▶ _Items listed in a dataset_
* * * * * * * * *
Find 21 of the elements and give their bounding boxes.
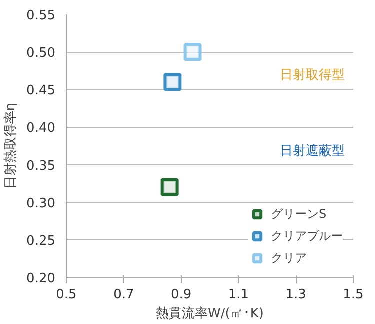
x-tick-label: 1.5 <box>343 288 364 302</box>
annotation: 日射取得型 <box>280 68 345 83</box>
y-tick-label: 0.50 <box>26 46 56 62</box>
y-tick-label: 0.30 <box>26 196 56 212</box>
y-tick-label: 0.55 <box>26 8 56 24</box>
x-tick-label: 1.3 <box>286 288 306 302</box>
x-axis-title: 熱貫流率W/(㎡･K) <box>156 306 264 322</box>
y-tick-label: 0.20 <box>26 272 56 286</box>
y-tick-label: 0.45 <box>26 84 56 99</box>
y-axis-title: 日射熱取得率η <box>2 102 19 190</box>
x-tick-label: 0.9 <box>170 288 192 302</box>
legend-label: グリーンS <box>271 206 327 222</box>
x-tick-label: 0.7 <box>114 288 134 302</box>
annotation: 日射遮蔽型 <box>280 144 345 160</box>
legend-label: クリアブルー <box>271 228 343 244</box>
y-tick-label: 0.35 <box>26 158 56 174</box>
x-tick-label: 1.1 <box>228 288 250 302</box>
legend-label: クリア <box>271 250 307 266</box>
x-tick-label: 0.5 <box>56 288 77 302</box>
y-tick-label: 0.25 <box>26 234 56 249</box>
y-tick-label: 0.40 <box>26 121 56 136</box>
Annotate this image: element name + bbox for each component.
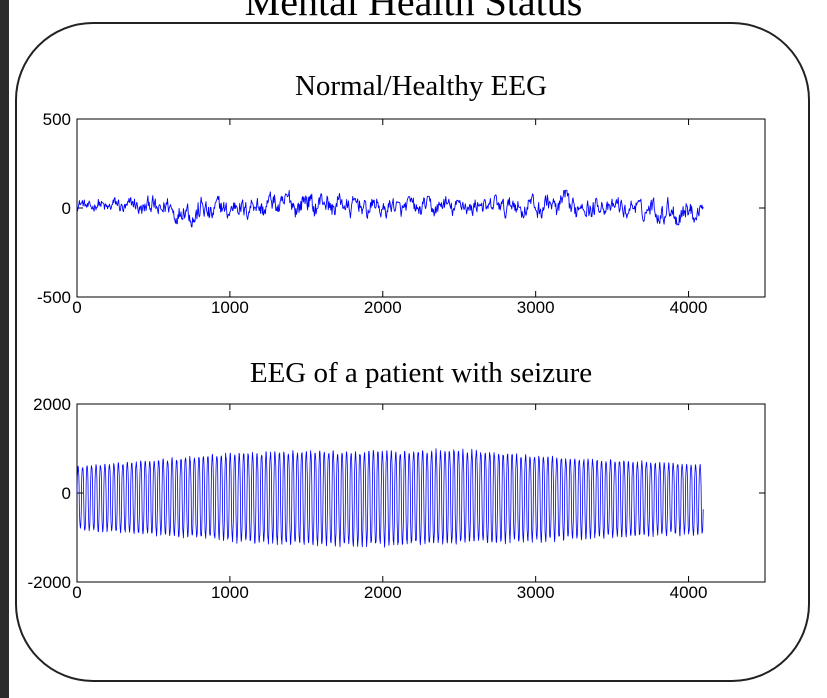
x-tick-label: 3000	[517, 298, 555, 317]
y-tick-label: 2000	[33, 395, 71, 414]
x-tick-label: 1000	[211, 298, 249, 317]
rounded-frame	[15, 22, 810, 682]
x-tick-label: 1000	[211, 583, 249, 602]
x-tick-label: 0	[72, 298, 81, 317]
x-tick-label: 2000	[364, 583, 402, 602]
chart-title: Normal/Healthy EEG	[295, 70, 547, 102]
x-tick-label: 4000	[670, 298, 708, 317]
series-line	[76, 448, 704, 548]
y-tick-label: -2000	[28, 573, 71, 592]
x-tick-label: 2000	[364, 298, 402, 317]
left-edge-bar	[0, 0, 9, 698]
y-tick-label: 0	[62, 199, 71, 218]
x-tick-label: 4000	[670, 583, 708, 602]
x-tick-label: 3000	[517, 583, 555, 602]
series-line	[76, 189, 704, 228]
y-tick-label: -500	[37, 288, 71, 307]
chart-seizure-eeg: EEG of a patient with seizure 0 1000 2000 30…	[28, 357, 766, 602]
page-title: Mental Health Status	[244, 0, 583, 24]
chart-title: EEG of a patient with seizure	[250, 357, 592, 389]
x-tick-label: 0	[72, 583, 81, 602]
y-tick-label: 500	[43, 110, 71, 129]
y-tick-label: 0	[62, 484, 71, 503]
* * * * * * * * *
▶ _Written exercise_
Rewrite the data with "Annotate" swapped for "Label" and everything else unchanged. Leave the pictures out of your answer.

▶ _Response to the task_
Find 21 of the elements and give their bounding boxes.
x-tick-label: 1.5 <box>343 288 364 302</box>
annotation: 日射取得型 <box>280 68 345 83</box>
y-tick-label: 0.50 <box>26 46 56 62</box>
y-tick-label: 0.30 <box>26 196 56 212</box>
y-tick-label: 0.55 <box>26 8 56 24</box>
x-tick-label: 1.3 <box>286 288 306 302</box>
x-axis-title: 熱貫流率W/(㎡･K) <box>156 306 264 322</box>
y-tick-label: 0.20 <box>26 272 56 286</box>
y-tick-label: 0.45 <box>26 84 56 99</box>
y-axis-title: 日射熱取得率η <box>2 102 19 190</box>
x-tick-label: 0.9 <box>170 288 192 302</box>
legend-label: グリーンS <box>271 206 327 222</box>
x-tick-label: 0.7 <box>114 288 134 302</box>
annotation: 日射遮蔽型 <box>280 144 345 160</box>
legend-label: クリアブルー <box>271 228 343 244</box>
y-tick-label: 0.35 <box>26 158 56 174</box>
x-tick-label: 1.1 <box>228 288 250 302</box>
legend-label: クリア <box>271 250 307 266</box>
x-tick-label: 0.5 <box>56 288 77 302</box>
y-tick-label: 0.25 <box>26 234 56 249</box>
y-tick-label: 0.40 <box>26 121 56 136</box>
Label this image: element name + bbox for each component.
x-tick-label: 3000	[517, 298, 555, 317]
y-tick-label: 2000	[33, 395, 71, 414]
x-tick-label: 1000	[211, 298, 249, 317]
rounded-frame	[15, 22, 810, 682]
x-tick-label: 1000	[211, 583, 249, 602]
x-tick-label: 0	[72, 298, 81, 317]
x-tick-label: 2000	[364, 583, 402, 602]
chart-title: Normal/Healthy EEG	[295, 70, 547, 102]
x-tick-label: 4000	[670, 298, 708, 317]
series-line	[76, 448, 704, 548]
y-tick-label: -2000	[28, 573, 71, 592]
x-tick-label: 2000	[364, 298, 402, 317]
left-edge-bar	[0, 0, 9, 698]
y-tick-label: 0	[62, 199, 71, 218]
x-tick-label: 4000	[670, 583, 708, 602]
x-tick-label: 3000	[517, 583, 555, 602]
series-line	[76, 189, 704, 228]
y-tick-label: -500	[37, 288, 71, 307]
chart-seizure-eeg: EEG of a patient with seizure 0 1000 2000 30…	[28, 357, 766, 602]
page-title: Mental Health Status	[244, 0, 583, 24]
chart-title: EEG of a patient with seizure	[250, 357, 592, 389]
x-tick-label: 0	[72, 583, 81, 602]
y-tick-label: 500	[43, 110, 71, 129]
y-tick-label: 0	[62, 484, 71, 503]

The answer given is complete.